WHAT IS BEING ASKED:
Pull out every line below containing the word "Daniel".

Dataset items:
- - -

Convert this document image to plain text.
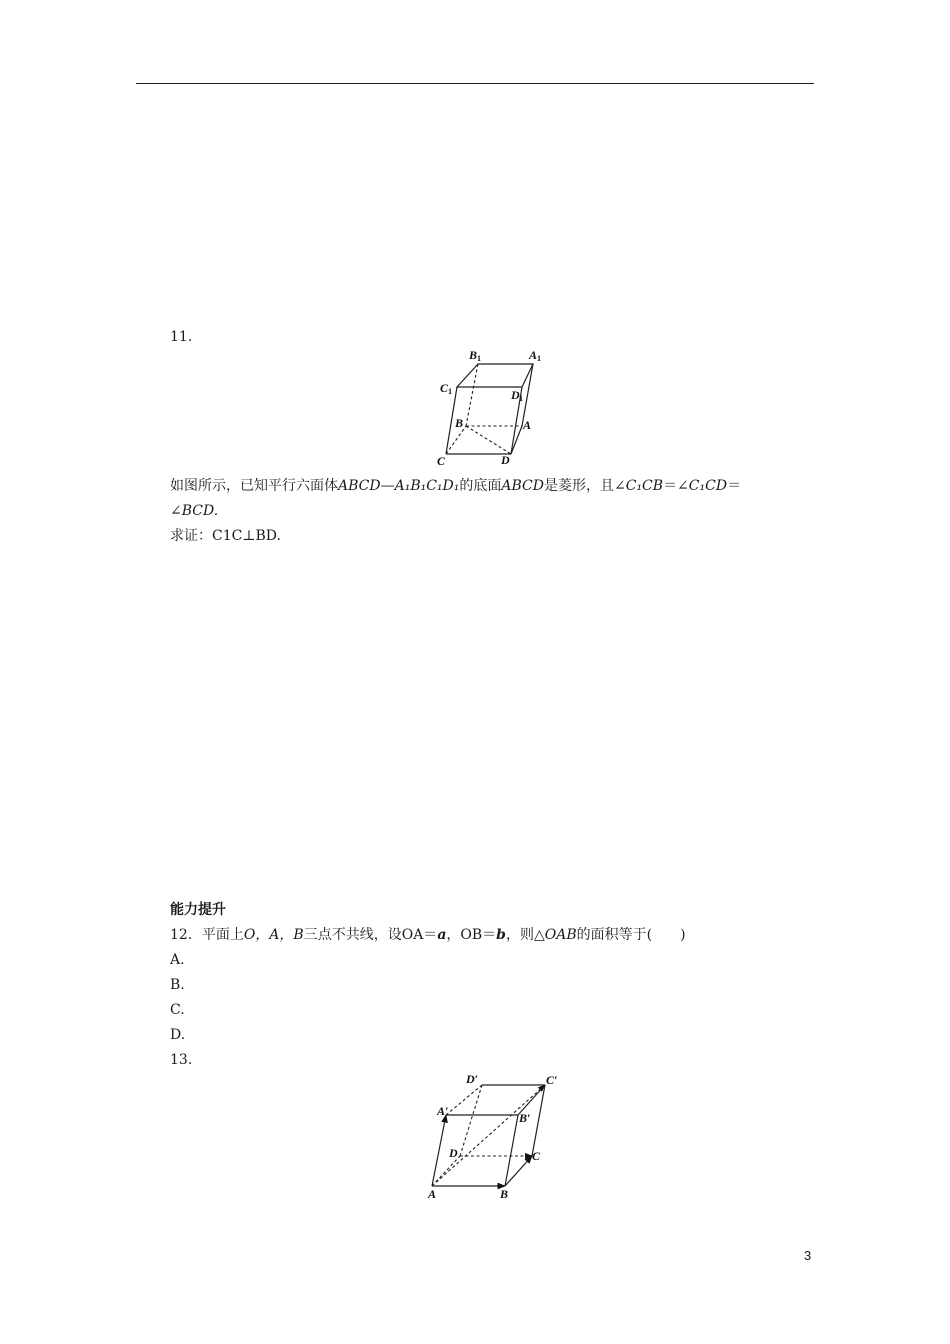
11.
B 1	A 1
C 1	D 1
B	A
C	D
如图所示，已知平行六面体ABCD—A₁B₁C₁D₁的底面ABCD是菱形，且∠C₁CB＝∠C₁CD＝
∠BCD.
求证：C1C⊥BD.
能力提升
12．平面上O，A，B三点不共线，设OA＝a，OB＝b，则△OAB的面积等于(　　)
A.
B.
C.
D.
13.
D′	C′
A′	B′
D	C
A	B
3
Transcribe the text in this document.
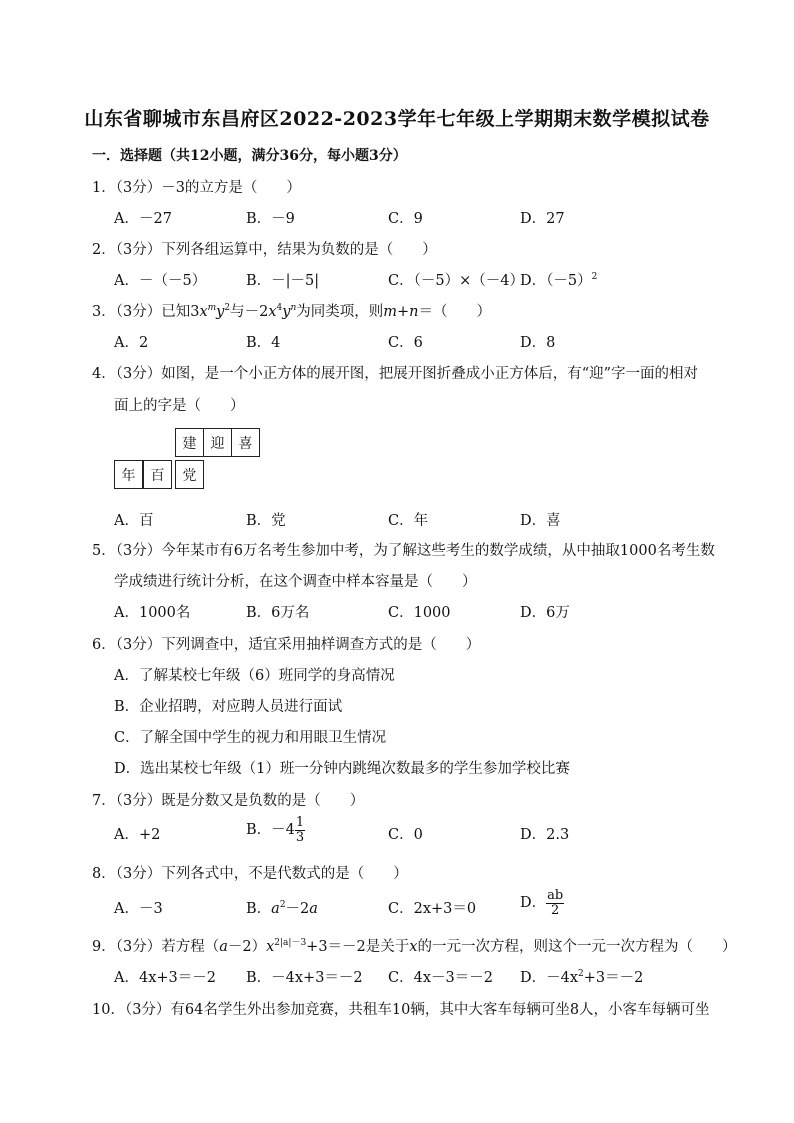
山东省聊城市东昌府区2022-2023学年七年级上学期期末数学模拟试卷
一．选择题（共12小题，满分36分，每小题3分）
1．（3分）－3的立方是（　　）
A．－27	B．－9	C．9	D．27
2．（3分）下列各组运算中，结果为负数的是（　　）
A．－（－5）	B．－|－5|	C．（－5）×（－4）
D．$(-5)^2$
3．（3分）已知$3x^my^2$与$-2x^4y^n$为同类项，则m+n＝（　　）
A．2	B．4	C．6	D．8
4．（3分）如图，是一个小正方体的展开图，把展开图折叠成小正方体后，有“迎”字一面的相对
面上的字是（　　）
建	迎	喜
年	百	党
A．百	B．党	C．年	D．喜
5．（3分）今年某市有6万名考生参加中考，为了解这些考生的数学成绩，从中抽取1000名考生数
学成绩进行统计分析，在这个调查中样本容量是（　　）
A．1000名	B．6万名	C．1000	D．6万
6．（3分）下列调查中，适宜采用抽样调查方式的是（　　）
A．了解某校七年级（6）班同学的身高情况
B．企业招聘，对应聘人员进行面试
C．了解全国中学生的视力和用眼卫生情况
D．选出某校七年级（1）班一分钟内跳绳次数最多的学生参加学校比赛
7．（3分）既是分数又是负数的是（　　）
A．+2	B．$-4 \frac{1}{3}$	C．0	D．2.3
8．（3分）下列各式中，不是代数式的是（　　）
A．－3	B．$a^2-2a$	C．2x+3＝0	D． $\frac{ab}{2}$
9．（3分）若方程$(a-2)x^{2|a|-3}+3=-2$是关于x的一元一次方程，则这个一元一次方程为（　　）
A．4x+3＝－2 B．－4x+3＝－2 C．4x－3＝－2 D．$-4x^2+3=-2$
10．（3分）有64名学生外出参加竞赛，共租车10辆，其中大客车每辆可坐8人，小客车每辆可坐
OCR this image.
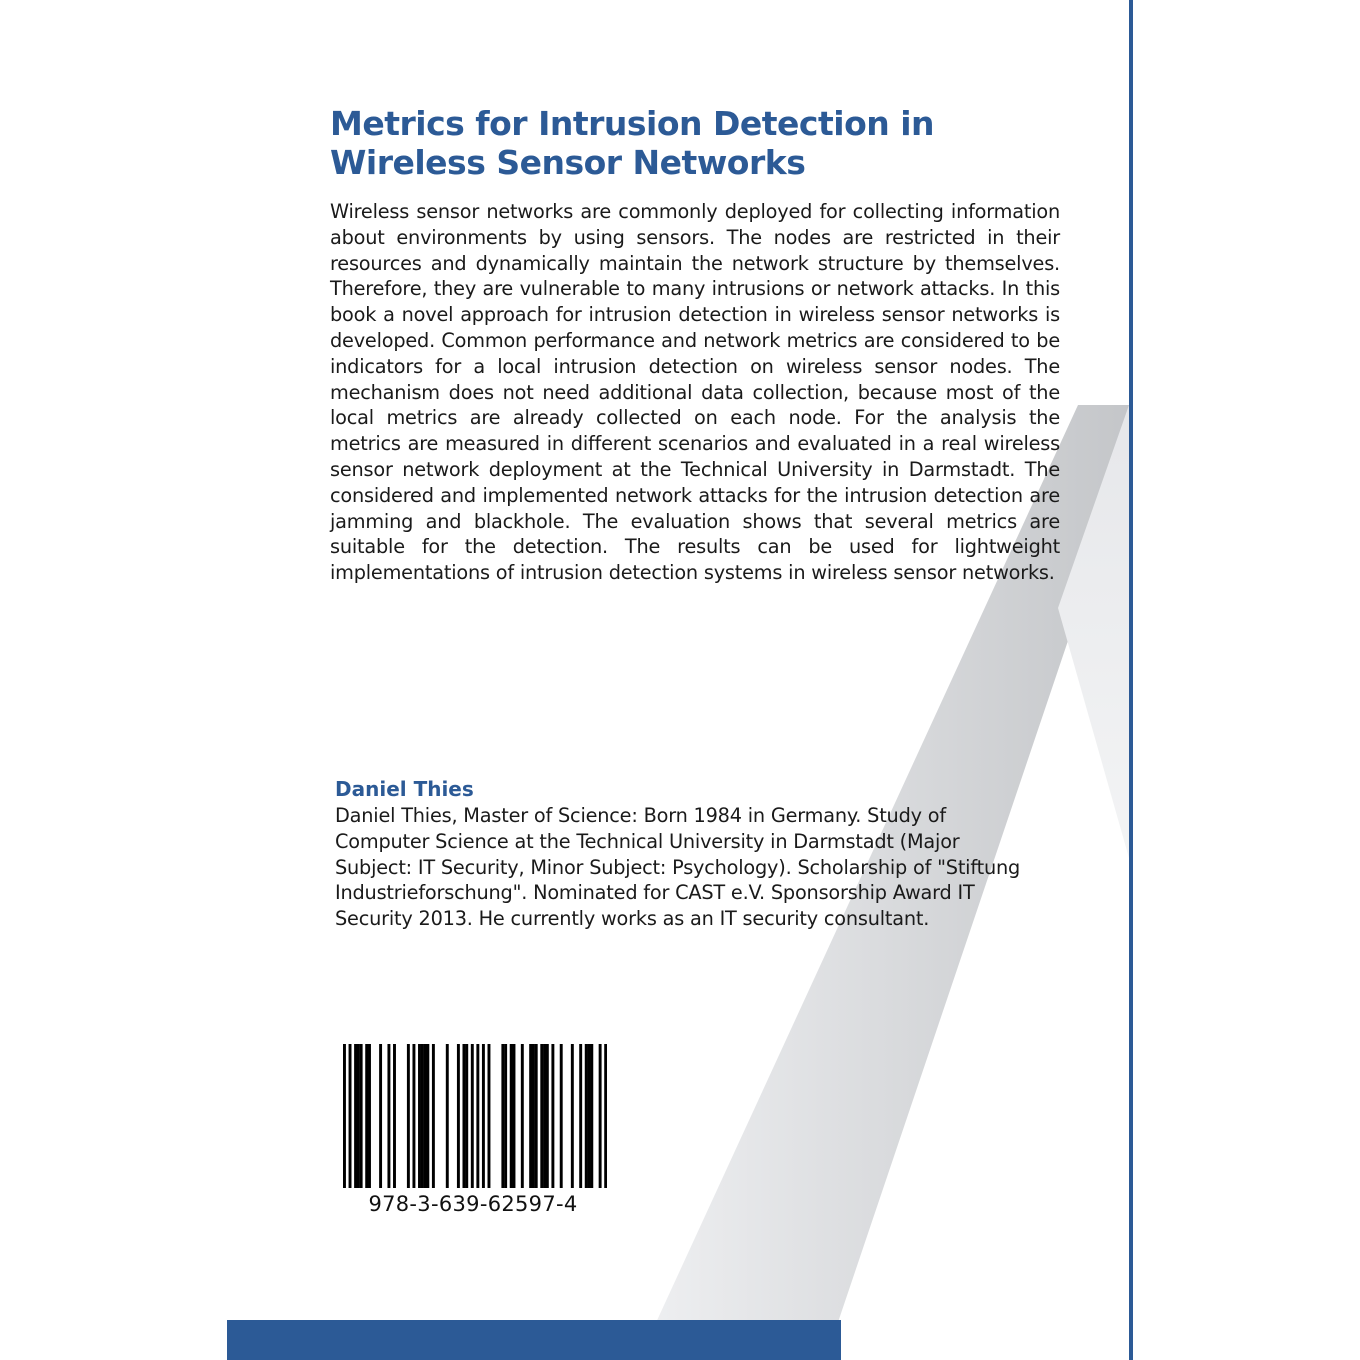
Metrics for Intrusion Detection in
Wireless Sensor Networks

Wireless sensor networks are commonly deployed for collecting information about environments by using sensors. The nodes are restricted in their resources and dynamically maintain the network structure by themselves. Therefore, they are vulnerable to many intrusions or network attacks. In this book a novel approach for intrusion detection in wireless sensor networks is developed. Common performance and network metrics are considered to be indicators for a local intrusion detection on wireless sensor nodes. The mechanism does not need additional data collection, because most of the local metrics are already collected on each node. For the analysis the metrics are measured in different scenarios and evaluated in a real wireless sensor network deployment at the Technical University in Darmstadt. The considered and implemented network attacks for the intrusion detection are jamming and blackhole. The evaluation shows that several metrics are suitable for the detection. The results can be used for lightweight implementations of intrusion detection systems in wireless sensor networks.

Daniel Thies

Daniel Thies, Master of Science: Born 1984 in Germany. Study of Computer Science at the Technical University in Darmstadt (Major Subject: IT Security, Minor Subject: Psychology). Scholarship of "Stiftung Industrieforschung". Nominated for CAST e.V. Sponsorship Award IT Security 2013. He currently works as an IT security consultant.

978-3-639-62597-4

- - -

SOLVED PROBLEM:
Daniel Thies
Daniel Thies, Master of Science: Born 1984 in Germany. Study of Computer Science at the Technical University in Darmstadt (Major Subject: IT Security, Minor Subject: Psychology). Scholarship of "Stiftung Industrieforschung". Nominated for CAST e.V. Sponsorship Award IT Security 2013. He currently works as an IT security consultant.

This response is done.